Items listed in a dataset:
╔══
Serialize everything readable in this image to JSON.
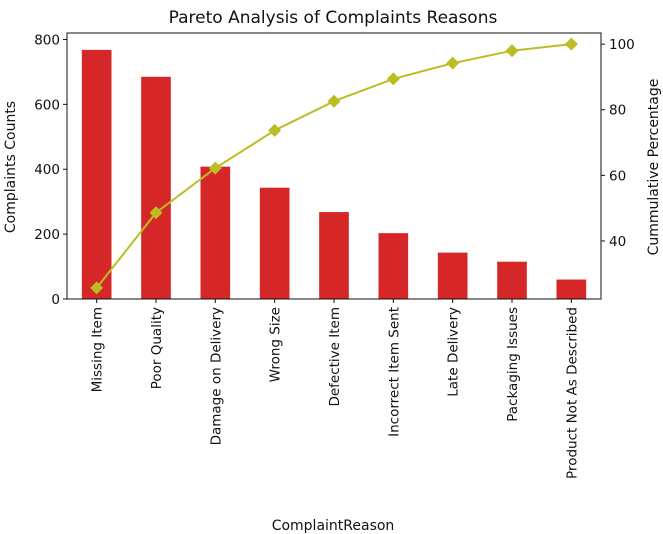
{
  "chart_data": {
    "type": "bar",
    "title": "Pareto Analysis of Complaints Reasons",
    "xlabel": "ComplaintReason",
    "ylabel": "Complaints Counts",
    "y2label": "Cummulative Percentage",
    "categories": [
      "Missing Item",
      "Poor Quality",
      "Damage on Delivery",
      "Wrong Size",
      "Defective Item",
      "Incorrect Item Sent",
      "Late Delivery",
      "Packaging Issues",
      "Product Not As Described"
    ],
    "series": [
      {
        "type": "bar",
        "axis": "left",
        "color": "#d62728",
        "values": [
          768,
          685,
          408,
          343,
          268,
          203,
          143,
          115,
          60
        ]
      },
      {
        "type": "line",
        "axis": "right",
        "marker": "diamond",
        "color": "#bcbd22",
        "values": [
          25.7,
          48.6,
          62.2,
          73.7,
          82.6,
          89.4,
          94.2,
          98.0,
          100.0
        ]
      }
    ],
    "ylim": [
      0,
      820
    ],
    "y2lim": [
      22.3,
      103.4
    ],
    "yticks": [
      0,
      200,
      400,
      600,
      800
    ],
    "y2ticks": [
      40,
      60,
      80,
      100
    ],
    "grid": false,
    "legend": "none"
  }
}
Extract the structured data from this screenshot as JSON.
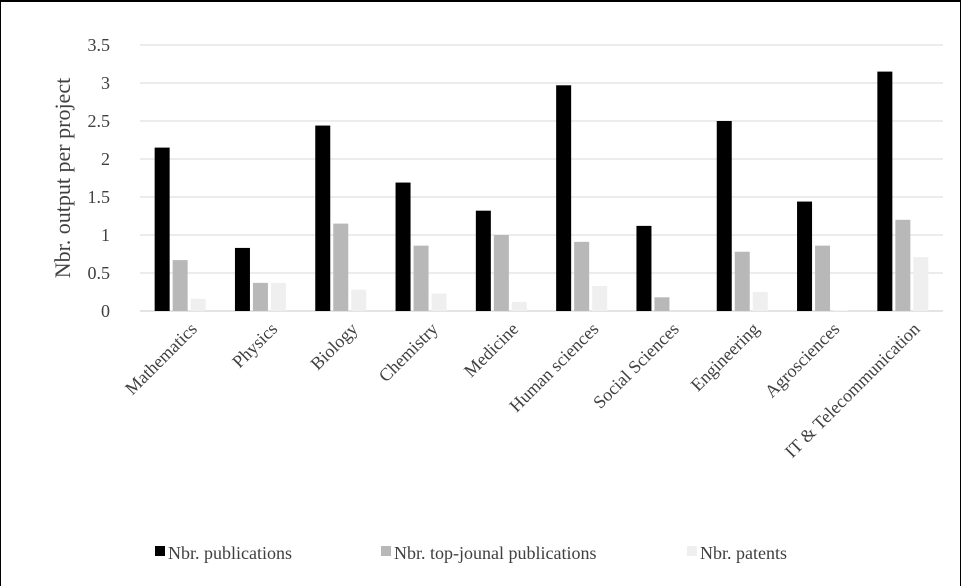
{
  "chart_data": {
    "type": "bar",
    "ylabel": "Nbr. output per project",
    "ylim": [
      0,
      3.5
    ],
    "yticks": [
      "0",
      "0.5",
      "1",
      "1.5",
      "2",
      "2.5",
      "3",
      "3.5"
    ],
    "grid": true,
    "legend_position": "bottom",
    "categories": [
      "Mathematics",
      "Physics",
      "Biology",
      "Chemistry",
      "Medicine",
      "Human sciences",
      "Social Sciences",
      "Engineering",
      "Agrosciences",
      "IT & Telecommunication"
    ],
    "series": [
      {
        "name": "Nbr. publications",
        "color": "#000000",
        "values": [
          2.15,
          0.83,
          2.44,
          1.69,
          1.32,
          2.97,
          1.12,
          2.5,
          1.44,
          3.15
        ]
      },
      {
        "name": "Nbr. top-jounal publications",
        "color": "#b8b8b8",
        "values": [
          0.67,
          0.37,
          1.15,
          0.86,
          1.0,
          0.91,
          0.18,
          0.78,
          0.86,
          1.2
        ]
      },
      {
        "name": "Nbr. patents",
        "color": "#efefef",
        "values": [
          0.16,
          0.37,
          0.28,
          0.23,
          0.12,
          0.33,
          0.0,
          0.25,
          0.01,
          0.71
        ]
      }
    ]
  }
}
╚══
REQUIRED TASK:
Repeat the data exactly, dropping every picture it holds.

FULL RESPONSE:
Serialize everything readable in this image to JSON.
{
  "chart_data": {
    "type": "bar",
    "title": "Pareto Analysis of Complaints Reasons",
    "xlabel": "ComplaintReason",
    "ylabel": "Complaints Counts",
    "y2label": "Cummulative Percentage",
    "categories": [
      "Missing Item",
      "Poor Quality",
      "Damage on Delivery",
      "Wrong Size",
      "Defective Item",
      "Incorrect Item Sent",
      "Late Delivery",
      "Packaging Issues",
      "Product Not As Described"
    ],
    "series": [
      {
        "type": "bar",
        "axis": "left",
        "color": "#d62728",
        "values": [
          768,
          685,
          408,
          343,
          268,
          203,
          143,
          115,
          60
        ]
      },
      {
        "type": "line",
        "axis": "right",
        "marker": "diamond",
        "color": "#bcbd22",
        "values": [
          25.7,
          48.6,
          62.2,
          73.7,
          82.6,
          89.4,
          94.2,
          98.0,
          100.0
        ]
      }
    ],
    "ylim": [
      0,
      820
    ],
    "y2lim": [
      22.3,
      103.4
    ],
    "yticks": [
      0,
      200,
      400,
      600,
      800
    ],
    "y2ticks": [
      40,
      60,
      80,
      100
    ],
    "grid": false,
    "legend": "none"
  }
}
Extract the structured data from this screenshot as JSON.
{
  "chart_data": {
    "type": "bar",
    "ylabel": "Nbr. output per project",
    "ylim": [
      0,
      3.5
    ],
    "yticks": [
      "0",
      "0.5",
      "1",
      "1.5",
      "2",
      "2.5",
      "3",
      "3.5"
    ],
    "grid": true,
    "legend_position": "bottom",
    "categories": [
      "Mathematics",
      "Physics",
      "Biology",
      "Chemistry",
      "Medicine",
      "Human sciences",
      "Social Sciences",
      "Engineering",
      "Agrosciences",
      "IT & Telecommunication"
    ],
    "series": [
      {
        "name": "Nbr. publications",
        "color": "#000000",
        "values": [
          2.15,
          0.83,
          2.44,
          1.69,
          1.32,
          2.97,
          1.12,
          2.5,
          1.44,
          3.15
        ]
      },
      {
        "name": "Nbr. top-jounal publications",
        "color": "#b8b8b8",
        "values": [
          0.67,
          0.37,
          1.15,
          0.86,
          1.0,
          0.91,
          0.18,
          0.78,
          0.86,
          1.2
        ]
      },
      {
        "name": "Nbr. patents",
        "color": "#efefef",
        "values": [
          0.16,
          0.37,
          0.28,
          0.23,
          0.12,
          0.33,
          0.0,
          0.25,
          0.01,
          0.71
        ]
      }
    ]
  }
}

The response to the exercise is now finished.